* [WHAT TO DO]: In the data below, find every line with the string "found" and pull it out.

--- BEGIN DATA PROVIDED ---

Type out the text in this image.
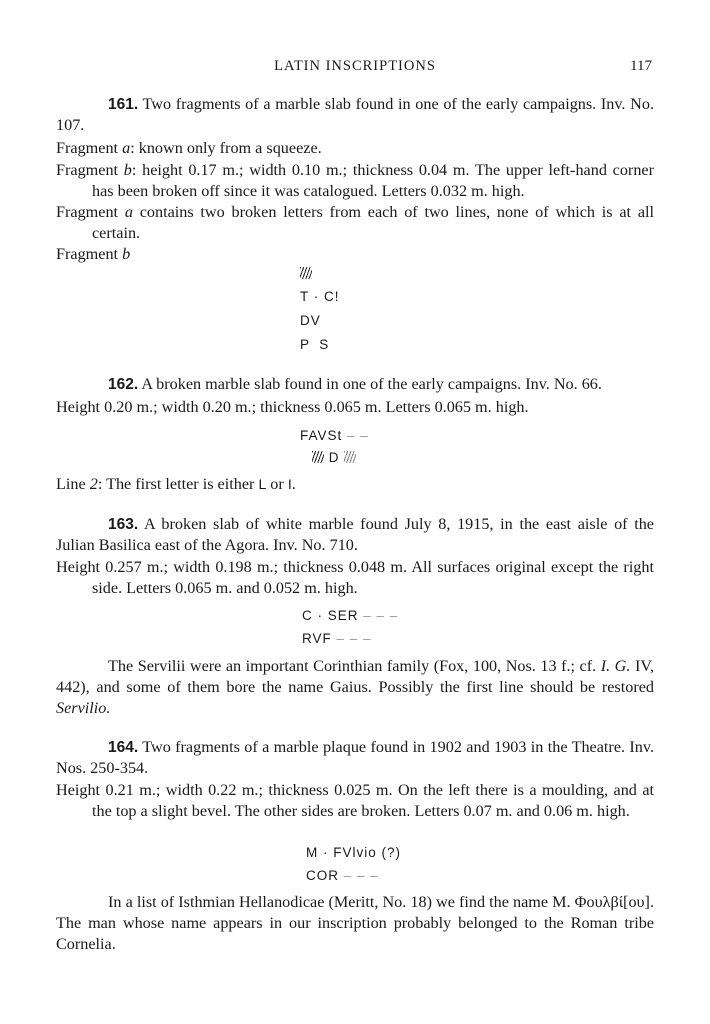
LATIN INSCRIPTIONS	117

161. Two fragments of a marble slab found in one of the early campaigns. Inv. No. 107.

Fragment a: known only from a squeeze.

Fragment b: height 0.17 m.; width 0.10 m.; thickness 0.04 m. The upper left-hand corner has been broken off since it was catalogued. Letters 0.032 m. high.

Fragment a contains two broken letters from each of two lines, none of which is at all certain.

Fragment b

T · C!
DV
P  S

162. A broken marble slab found in one of the early campaigns. Inv. No. 66.

Height 0.20 m.; width 0.20 m.; thickness 0.065 m. Letters 0.065 m. high.

FAVSt – –
D

Line 2: The first letter is either L or I.

163. A broken slab of white marble found July 8, 1915, in the east aisle of the Julian Basilica east of the Agora. Inv. No. 710.

Height 0.257 m.; width 0.198 m.; thickness 0.048 m. All surfaces original except the right side. Letters 0.065 m. and 0.052 m. high.

C · SER – – –
RVF – – –

The Servilii were an important Corinthian family (Fox, 100, Nos. 13 f.; cf. I. G. IV, 442), and some of them bore the name Gaius. Possibly the first line should be restored Servilio.

164. Two fragments of a marble plaque found in 1902 and 1903 in the Theatre. Inv. Nos. 250-354.

Height 0.21 m.; width 0.22 m.; thickness 0.025 m. On the left there is a moulding, and at the top a slight bevel. The other sides are broken. Letters 0.07 m. and 0.06 m. high.

M · FVlvio (?)
COR – – –

In a list of Isthmian Hellanodicae (Meritt, No. 18) we find the name M. Φουλβί[ου]. The man whose name appears in our inscription probably belonged to the Roman tribe Cornelia.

--- END DATA PROVIDED ---

* [RESULT FOR THIS TASK]:
161. Two fragments of a marble slab found in one of the early campaigns. Inv. No. 107.
162. A broken marble slab found in one of the early campaigns. Inv. No. 66.
163. A broken slab of white marble found July 8, 1915, in the east aisle of the Julian Basilica east of the Agora. Inv. No. 710.
164. Two fragments of a marble plaque found in 1902 and 1903 in the Theatre. Inv. Nos. 250-354.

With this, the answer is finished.